- **PAGE TEXT**
________________________________________

Sex based rights exist to address some of these problems. Any change to the law that effectively changes the definition of who pertains to which sex group, has the potential to undermine efforts to advance women’s equality, the recognition of homosexuality and rights of protection and safeguarding of children.

2) This bill supports a minor being able to start on the path of social transition.
The bill goes past recording one's sex or 'gender identity', it engages in social engineering with the promotion of social transitioning minors an act that strongly increases the likelihood of medical and surgical transitioning.

Birth certificates have historically always recorded a person’s sex. All people, even those with disorders of sexual development (intersex) conditions are either male or female. Biological sex has an objective basis, it is immutable and in the majority of cases clearly observable even prior to birth. In contrast ‘gender identity’ is subjective, it is based on a fringe ideology that one can have a ‘sexed’ soul, it is a belief that a person can be born in a wrong body, it is unobservable and there is no scientific verification process for determining a gender identity.

A birth certificate should deal with evidence based facts, not be promoting a belief, a trend or in this case an ideology. Changing the descriptor of a minor’s sex to a ‘gender identity’ that refers to a subjective feeling of being a man, woman or neither regardless of one’s actual sex is a falsehood. Therefore, it should not be entrenched in law that one’s ‘gender identity’ changes one's sex because it does not. Nor should one's internal sense of self; ‘gender identity’ be conflated with one’s actual sex.

No one can change sex. A law should not be created to adhere to an ideology, particularly an ideology that most Australians neither share in, are aware of, let alone have even discussed on a national level, a radical change in what it means to be human; that a man could be a woman or a woman a man, based on gender identity ideology.

A particular concern with this bill, is that with gender identity ideology the first part of the gender affirmation process is called ‘social transitioning’ which involves changing names, documentation, pronouns, clothing and bathroom use. This is not a neutral act, most youth if pushed to transition socially, nearly a hundred percent will move onto the second stage which is medical transitioning. This involves taking of chemical castration and endometriosis drugs used to interfere with puberty, cross-sex hormones that are associated with sterilization and the last stage is extreme body modification. Left alone those children that have an incongruence with their sex, up to 80- 98% grow out of it during puberty. This bill, takes part in this process, falsifying one’s sex in adherence to an ideology that will set a youth on a pathway of irreversible body modification.

________________________________________

- **EXERCISE TASKS**
1. Answer these questions using the birth certificate text:
(a) What have birth certificates historically always recorded?
(b) What does social transitioning involve changing?
(c) What share of children who have an incongruence with their sex grow out of it during puberty if left alone?
2. Carry on the birth certificate text, starting after its last sentence.

- **Lines from a dataset**
________________________________________

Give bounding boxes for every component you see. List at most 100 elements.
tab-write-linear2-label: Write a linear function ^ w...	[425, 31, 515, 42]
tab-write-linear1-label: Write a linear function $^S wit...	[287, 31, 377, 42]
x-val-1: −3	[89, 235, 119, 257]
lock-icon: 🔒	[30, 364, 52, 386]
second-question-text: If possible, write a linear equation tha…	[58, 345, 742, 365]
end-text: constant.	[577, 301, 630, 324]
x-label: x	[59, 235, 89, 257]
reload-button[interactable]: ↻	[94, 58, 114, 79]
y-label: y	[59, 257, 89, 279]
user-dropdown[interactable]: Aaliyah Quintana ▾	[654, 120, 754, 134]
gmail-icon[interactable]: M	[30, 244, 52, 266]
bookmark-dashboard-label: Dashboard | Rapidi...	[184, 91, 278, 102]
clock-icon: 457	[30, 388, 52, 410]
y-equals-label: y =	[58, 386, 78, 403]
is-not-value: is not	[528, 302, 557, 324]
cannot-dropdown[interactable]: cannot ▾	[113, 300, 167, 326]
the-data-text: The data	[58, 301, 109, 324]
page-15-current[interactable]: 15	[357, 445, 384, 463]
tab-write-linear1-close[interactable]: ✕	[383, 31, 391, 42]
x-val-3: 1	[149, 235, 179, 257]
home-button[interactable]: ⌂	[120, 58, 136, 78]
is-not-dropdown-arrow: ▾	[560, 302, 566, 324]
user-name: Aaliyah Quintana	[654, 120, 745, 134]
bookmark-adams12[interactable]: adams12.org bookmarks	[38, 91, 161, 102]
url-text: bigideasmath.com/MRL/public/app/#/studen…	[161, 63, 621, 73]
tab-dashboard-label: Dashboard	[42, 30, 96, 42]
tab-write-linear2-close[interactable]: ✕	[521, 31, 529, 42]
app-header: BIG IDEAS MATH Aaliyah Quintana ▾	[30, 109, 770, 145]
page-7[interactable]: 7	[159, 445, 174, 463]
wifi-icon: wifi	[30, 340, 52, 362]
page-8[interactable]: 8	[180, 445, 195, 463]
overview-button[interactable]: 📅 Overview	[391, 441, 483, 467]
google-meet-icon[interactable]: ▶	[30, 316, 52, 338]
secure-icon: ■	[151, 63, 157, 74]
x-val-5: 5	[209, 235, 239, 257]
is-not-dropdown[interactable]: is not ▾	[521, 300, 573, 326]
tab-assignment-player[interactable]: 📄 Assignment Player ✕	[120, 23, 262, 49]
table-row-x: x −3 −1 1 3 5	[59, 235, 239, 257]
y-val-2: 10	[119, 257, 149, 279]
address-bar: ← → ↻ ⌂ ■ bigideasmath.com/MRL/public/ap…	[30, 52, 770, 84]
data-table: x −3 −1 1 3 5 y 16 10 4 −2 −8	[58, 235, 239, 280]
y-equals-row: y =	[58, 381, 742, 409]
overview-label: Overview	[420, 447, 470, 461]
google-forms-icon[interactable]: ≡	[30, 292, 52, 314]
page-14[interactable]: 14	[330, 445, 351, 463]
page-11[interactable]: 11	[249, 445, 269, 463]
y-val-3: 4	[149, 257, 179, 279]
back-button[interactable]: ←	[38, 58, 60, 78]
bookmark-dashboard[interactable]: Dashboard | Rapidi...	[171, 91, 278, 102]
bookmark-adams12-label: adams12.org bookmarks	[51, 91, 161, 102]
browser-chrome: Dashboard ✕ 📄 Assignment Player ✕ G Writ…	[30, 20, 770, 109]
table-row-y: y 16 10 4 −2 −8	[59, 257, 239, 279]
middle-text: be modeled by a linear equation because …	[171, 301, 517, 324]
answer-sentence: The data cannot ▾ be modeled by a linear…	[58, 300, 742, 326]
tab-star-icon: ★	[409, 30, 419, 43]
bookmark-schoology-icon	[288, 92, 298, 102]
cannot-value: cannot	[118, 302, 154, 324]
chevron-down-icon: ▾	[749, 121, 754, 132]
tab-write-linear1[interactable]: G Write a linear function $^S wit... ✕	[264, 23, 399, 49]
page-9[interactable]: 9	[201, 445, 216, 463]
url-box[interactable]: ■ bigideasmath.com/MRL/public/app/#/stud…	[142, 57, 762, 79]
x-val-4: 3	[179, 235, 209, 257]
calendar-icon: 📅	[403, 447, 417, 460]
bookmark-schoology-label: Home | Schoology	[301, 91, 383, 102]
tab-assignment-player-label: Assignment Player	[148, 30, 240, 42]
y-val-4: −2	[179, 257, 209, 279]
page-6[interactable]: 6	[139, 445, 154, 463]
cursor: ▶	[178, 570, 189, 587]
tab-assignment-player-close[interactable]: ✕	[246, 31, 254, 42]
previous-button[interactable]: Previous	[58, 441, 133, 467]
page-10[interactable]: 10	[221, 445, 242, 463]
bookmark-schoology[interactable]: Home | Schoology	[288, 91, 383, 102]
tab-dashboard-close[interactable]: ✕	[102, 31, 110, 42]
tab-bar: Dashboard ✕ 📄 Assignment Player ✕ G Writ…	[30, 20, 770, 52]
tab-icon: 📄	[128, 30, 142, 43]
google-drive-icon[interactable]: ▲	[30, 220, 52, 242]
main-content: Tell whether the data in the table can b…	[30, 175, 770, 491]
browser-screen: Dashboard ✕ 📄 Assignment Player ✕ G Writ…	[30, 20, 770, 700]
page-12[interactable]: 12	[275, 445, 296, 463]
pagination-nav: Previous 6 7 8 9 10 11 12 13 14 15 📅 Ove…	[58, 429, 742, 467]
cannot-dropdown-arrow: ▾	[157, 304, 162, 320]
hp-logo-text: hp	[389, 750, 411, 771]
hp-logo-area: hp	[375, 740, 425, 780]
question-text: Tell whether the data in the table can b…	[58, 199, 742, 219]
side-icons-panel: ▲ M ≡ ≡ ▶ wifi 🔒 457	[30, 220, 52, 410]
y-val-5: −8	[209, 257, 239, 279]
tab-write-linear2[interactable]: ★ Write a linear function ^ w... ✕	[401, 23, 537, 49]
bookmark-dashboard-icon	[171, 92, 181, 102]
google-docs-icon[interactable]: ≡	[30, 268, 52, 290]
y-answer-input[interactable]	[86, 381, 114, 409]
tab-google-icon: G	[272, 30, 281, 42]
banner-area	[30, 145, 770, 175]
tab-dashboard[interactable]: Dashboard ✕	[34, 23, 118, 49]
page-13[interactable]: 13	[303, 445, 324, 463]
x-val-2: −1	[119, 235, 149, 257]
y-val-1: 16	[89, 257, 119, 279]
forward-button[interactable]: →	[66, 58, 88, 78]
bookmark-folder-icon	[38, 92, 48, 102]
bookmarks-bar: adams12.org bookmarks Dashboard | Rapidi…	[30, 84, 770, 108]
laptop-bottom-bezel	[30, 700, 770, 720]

________________________________________

- **RESPONSES IN ORDER**
1.
(a) A person's sex.
(b) Names, documentation, pronouns, clothing and bathroom use.
(c) Up to 80-98%.

2.
3) The removal of parental rights of care for state supported fringe ideology. Parents in the states of Western Australia and Victoria, have seen the removal of their sons and daughters by the state for disagreeing with what has become a state sanctioned ideology. This has been devastating to families and is an abhorrent state overreach of power, to divide families.

WHAT CAN YOU DO?

This Labour legislation is now being considered by the Queensland Parliament’s Legal Affairs and Safety Committee, which is actively calling for submissions from Queenslanders, before midday on the 11th of January 2023.

 

WRITE A SUBMISSION, write a letter to the Legal Affairs and Safety Committee expressing your personal concerns with regards to this bill. Even if you are time poor, pick a major concern, how it impacts you, and if you can, try to educate. But most importantly ordinary Australians need to speak up. In our experience of meeting with 29 politicians this year, their knowledge of this topic is profoundly limited. They are heavily lobbied by trans gender diverse lobbies, who sell a narrative of an extremely marginalised community, that anyone speaking up for women, children and LGB are 'transphobic' and push the lie that this community will suicide if their demands are not met. 

WE HAVE FOUR RESOURCES FOR YOU TO USE:
 

 

Submissions may be emailed to:   lasc@parliament.qld.gov.au   

Committee Secretary
Legal Affairs and Safety Committee
Parliament House
George Street
Brisbane QLD 4000

Please note: If accepted, the author’s name and submission will be published on the committee’s inquiry webpage and the author’s name in the committee’s report, unless you request confidentiality and your name to be withheld. 

 

Submissions should include:

  • the author’s name (your name)

  • if the submission is made on behalf of an organisation, the level of approval (e.g., a local branch, executive committee or national organisation)

  • email address

  • mailing address, and

  • daytime telephone number.

Please ensure your submission includes the above or it may not be considered by the committee.

The Committee is due to report back to the Queensland Parliament by the 24th of February 2023 following its investigation of this legislation and advise whether it recommends that the legislation be passed or not passed, or alternatively amended.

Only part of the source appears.